EXERCISE OBJECTIVE:
Work out the number of lines in the records that include the word "служби"; reply with that number alone.

★ ★ ★

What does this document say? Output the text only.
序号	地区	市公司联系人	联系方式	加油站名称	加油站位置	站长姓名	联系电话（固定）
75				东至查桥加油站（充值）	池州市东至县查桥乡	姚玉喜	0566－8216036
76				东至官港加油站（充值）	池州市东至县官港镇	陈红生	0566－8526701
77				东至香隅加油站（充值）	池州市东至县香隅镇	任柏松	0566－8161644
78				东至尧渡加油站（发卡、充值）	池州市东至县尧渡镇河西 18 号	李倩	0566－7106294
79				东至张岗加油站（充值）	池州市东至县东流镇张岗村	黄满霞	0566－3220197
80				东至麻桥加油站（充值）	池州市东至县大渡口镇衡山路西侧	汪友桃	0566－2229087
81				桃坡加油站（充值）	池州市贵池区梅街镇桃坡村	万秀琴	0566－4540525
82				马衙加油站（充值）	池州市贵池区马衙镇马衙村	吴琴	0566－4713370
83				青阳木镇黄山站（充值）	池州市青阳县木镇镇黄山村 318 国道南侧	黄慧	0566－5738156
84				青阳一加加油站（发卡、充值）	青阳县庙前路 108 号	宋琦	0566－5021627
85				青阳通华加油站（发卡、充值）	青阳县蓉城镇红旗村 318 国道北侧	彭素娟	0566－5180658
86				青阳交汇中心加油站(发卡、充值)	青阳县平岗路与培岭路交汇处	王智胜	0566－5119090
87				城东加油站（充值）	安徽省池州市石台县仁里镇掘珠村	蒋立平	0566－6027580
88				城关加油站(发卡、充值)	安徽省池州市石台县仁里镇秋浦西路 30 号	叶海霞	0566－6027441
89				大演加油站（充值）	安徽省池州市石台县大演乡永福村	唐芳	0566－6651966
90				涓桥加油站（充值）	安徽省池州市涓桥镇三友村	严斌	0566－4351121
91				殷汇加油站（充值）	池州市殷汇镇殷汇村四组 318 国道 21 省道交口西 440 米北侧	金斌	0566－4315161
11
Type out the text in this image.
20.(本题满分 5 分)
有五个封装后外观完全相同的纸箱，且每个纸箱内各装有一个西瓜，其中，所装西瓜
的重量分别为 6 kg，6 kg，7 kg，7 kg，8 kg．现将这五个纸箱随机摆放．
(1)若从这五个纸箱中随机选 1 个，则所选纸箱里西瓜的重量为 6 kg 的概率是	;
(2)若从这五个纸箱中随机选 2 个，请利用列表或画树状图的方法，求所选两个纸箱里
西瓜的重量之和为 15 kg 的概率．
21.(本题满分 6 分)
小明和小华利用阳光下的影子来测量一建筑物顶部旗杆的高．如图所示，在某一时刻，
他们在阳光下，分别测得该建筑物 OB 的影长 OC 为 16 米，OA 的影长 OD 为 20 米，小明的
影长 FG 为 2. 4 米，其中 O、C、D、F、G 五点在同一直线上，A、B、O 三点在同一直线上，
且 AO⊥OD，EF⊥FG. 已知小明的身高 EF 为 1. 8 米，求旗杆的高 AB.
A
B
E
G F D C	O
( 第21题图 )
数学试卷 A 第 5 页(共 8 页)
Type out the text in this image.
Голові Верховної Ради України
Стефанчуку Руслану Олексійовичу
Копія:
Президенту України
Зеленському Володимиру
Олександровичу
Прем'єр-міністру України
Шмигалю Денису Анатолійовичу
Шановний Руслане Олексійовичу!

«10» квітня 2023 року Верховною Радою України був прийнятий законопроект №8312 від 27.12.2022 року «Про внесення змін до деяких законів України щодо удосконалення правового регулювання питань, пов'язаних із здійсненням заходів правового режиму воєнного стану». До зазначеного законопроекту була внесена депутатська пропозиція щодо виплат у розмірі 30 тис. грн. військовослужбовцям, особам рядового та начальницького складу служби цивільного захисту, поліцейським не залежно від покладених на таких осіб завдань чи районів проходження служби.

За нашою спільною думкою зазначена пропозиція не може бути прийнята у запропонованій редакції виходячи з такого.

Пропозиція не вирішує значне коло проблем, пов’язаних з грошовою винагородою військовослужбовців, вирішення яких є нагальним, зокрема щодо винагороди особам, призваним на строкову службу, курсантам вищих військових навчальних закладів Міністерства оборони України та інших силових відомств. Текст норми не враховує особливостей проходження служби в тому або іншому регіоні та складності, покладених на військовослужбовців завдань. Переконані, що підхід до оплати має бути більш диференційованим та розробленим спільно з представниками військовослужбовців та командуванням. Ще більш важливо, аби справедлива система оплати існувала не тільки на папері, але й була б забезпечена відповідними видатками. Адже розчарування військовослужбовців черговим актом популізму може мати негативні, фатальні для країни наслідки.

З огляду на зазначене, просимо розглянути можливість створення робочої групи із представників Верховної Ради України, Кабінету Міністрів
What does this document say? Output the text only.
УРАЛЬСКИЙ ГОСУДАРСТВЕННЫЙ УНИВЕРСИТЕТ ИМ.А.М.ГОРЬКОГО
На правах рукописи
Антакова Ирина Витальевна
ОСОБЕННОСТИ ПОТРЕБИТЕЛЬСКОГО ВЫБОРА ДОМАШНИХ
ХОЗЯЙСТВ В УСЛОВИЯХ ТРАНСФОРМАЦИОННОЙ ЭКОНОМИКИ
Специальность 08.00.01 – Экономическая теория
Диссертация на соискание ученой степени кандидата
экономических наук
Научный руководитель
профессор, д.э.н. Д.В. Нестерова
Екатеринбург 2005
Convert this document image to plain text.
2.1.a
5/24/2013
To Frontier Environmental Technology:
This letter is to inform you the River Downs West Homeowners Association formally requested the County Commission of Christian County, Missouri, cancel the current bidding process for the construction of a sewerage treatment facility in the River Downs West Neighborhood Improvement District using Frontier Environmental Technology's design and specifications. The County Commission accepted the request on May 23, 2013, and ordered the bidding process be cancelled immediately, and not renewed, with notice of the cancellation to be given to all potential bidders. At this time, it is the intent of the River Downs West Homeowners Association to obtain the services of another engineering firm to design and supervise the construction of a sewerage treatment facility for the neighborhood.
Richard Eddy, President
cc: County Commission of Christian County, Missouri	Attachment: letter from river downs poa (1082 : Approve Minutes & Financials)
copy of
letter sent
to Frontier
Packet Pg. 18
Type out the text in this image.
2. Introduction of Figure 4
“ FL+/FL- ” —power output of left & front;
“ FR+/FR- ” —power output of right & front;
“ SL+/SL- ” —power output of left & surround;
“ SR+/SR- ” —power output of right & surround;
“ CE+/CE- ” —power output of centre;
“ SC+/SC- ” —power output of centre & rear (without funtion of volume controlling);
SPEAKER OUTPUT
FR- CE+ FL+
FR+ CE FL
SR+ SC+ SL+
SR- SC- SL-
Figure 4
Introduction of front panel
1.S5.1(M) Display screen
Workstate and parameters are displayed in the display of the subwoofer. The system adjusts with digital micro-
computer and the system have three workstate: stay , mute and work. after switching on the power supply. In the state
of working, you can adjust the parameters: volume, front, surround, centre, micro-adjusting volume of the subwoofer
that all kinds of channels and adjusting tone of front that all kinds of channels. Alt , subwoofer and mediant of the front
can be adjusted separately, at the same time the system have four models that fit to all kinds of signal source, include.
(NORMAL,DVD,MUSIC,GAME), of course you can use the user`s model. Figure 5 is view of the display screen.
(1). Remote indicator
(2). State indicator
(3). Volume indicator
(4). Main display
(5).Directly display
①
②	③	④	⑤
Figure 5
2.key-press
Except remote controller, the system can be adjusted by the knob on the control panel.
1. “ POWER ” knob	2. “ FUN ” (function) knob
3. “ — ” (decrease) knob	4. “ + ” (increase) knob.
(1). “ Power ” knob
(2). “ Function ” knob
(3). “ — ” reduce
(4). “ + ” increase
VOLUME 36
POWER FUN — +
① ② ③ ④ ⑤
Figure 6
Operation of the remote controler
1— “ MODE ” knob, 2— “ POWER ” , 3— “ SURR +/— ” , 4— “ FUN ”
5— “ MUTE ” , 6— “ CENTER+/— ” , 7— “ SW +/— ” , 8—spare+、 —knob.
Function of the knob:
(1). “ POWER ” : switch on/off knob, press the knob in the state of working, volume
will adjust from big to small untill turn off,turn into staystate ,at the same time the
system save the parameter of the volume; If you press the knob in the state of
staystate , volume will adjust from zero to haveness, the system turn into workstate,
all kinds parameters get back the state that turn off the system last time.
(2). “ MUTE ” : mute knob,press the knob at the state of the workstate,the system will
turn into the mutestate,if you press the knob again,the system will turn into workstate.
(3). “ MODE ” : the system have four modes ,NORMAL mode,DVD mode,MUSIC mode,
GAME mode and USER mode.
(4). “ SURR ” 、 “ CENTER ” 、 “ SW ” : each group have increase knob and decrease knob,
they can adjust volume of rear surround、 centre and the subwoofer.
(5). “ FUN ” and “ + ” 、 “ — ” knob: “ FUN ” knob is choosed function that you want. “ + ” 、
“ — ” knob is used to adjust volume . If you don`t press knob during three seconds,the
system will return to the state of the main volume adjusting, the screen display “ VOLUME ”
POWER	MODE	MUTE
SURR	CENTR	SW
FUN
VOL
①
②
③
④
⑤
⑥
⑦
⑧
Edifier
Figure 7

★ ★ ★

FULL SOLUTION:
2